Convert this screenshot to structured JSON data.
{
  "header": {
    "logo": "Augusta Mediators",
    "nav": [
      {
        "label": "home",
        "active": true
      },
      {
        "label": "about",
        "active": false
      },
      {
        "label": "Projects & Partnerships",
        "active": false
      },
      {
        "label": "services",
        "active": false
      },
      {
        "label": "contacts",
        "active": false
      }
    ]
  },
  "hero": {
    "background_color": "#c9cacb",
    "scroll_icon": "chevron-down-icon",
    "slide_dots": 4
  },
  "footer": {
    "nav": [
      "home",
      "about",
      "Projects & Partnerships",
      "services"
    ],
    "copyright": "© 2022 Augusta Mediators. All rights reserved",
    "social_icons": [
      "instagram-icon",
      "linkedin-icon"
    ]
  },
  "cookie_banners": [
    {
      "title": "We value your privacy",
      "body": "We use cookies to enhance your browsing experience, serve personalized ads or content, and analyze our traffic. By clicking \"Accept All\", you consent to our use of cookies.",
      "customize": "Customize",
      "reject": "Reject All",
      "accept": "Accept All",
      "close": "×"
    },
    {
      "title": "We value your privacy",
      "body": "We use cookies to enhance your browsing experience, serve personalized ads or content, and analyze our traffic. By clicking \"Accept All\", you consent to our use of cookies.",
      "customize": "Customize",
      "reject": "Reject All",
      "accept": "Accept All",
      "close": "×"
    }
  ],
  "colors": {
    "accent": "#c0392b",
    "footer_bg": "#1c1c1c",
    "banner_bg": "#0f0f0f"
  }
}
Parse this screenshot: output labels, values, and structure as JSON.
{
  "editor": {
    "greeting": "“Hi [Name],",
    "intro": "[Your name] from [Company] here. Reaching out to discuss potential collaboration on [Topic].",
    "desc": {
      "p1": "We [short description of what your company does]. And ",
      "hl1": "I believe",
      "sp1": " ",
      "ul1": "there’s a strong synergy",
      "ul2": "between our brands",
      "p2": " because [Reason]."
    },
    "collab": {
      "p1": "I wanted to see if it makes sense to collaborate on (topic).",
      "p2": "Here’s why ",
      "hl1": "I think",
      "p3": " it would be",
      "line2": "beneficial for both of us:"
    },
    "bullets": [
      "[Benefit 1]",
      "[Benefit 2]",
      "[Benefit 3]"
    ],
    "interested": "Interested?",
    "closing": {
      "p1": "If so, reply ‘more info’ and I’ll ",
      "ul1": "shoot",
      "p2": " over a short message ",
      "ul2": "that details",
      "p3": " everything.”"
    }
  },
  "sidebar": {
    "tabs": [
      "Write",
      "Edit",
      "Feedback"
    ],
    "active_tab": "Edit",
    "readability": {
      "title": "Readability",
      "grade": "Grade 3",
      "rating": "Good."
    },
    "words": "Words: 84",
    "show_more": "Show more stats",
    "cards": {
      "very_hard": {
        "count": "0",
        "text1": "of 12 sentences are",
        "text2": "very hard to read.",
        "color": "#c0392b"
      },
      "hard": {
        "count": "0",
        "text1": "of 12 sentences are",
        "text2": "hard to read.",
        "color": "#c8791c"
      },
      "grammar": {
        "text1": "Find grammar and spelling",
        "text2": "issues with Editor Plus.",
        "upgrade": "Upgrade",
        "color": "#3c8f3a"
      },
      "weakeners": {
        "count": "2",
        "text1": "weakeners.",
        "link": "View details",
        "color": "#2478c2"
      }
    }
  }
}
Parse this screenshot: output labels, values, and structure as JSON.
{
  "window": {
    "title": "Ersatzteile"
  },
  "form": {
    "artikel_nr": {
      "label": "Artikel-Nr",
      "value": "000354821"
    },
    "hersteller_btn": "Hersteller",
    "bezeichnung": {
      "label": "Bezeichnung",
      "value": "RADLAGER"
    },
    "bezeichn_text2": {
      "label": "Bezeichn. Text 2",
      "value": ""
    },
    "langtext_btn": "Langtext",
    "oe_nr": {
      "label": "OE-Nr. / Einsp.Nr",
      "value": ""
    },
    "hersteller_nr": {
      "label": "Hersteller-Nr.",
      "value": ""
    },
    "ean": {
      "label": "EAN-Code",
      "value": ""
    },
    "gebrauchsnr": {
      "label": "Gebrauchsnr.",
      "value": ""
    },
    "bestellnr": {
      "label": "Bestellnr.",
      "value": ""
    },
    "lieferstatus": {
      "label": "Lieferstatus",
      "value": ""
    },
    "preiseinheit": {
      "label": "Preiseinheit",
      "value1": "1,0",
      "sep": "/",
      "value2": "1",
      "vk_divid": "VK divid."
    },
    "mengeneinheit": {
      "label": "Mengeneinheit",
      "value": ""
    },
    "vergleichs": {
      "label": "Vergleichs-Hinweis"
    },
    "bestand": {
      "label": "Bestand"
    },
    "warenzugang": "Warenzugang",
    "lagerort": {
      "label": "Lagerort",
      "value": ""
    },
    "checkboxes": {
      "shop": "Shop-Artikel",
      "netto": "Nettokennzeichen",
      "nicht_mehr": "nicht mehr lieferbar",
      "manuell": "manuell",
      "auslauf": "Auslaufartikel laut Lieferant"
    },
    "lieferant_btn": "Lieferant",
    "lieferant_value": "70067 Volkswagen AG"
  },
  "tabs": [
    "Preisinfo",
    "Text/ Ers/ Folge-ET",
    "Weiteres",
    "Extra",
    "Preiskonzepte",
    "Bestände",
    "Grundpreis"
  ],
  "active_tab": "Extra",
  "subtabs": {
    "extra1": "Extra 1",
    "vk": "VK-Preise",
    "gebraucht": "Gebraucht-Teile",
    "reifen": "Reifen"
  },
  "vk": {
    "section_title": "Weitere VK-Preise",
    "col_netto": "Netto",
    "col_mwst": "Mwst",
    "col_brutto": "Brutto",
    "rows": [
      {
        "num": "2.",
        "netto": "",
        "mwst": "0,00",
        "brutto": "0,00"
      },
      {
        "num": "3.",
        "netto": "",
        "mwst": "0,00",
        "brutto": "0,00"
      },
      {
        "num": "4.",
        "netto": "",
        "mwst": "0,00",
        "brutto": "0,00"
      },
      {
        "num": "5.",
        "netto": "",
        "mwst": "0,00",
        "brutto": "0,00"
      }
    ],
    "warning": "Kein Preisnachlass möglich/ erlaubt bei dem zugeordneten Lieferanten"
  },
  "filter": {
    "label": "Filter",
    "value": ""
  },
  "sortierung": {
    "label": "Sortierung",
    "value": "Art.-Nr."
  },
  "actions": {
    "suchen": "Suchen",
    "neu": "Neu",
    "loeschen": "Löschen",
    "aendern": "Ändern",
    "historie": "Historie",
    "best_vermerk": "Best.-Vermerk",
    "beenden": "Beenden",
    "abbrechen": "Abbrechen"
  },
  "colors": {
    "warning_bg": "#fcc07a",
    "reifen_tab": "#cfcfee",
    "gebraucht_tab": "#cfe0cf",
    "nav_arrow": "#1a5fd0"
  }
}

++++++

_Exercise instructions_.
Return every line in the listing that contains the word "Partnerships".

_Finished exercise_.
        "label": "Projects & Partnerships",
      "Projects & Partnerships",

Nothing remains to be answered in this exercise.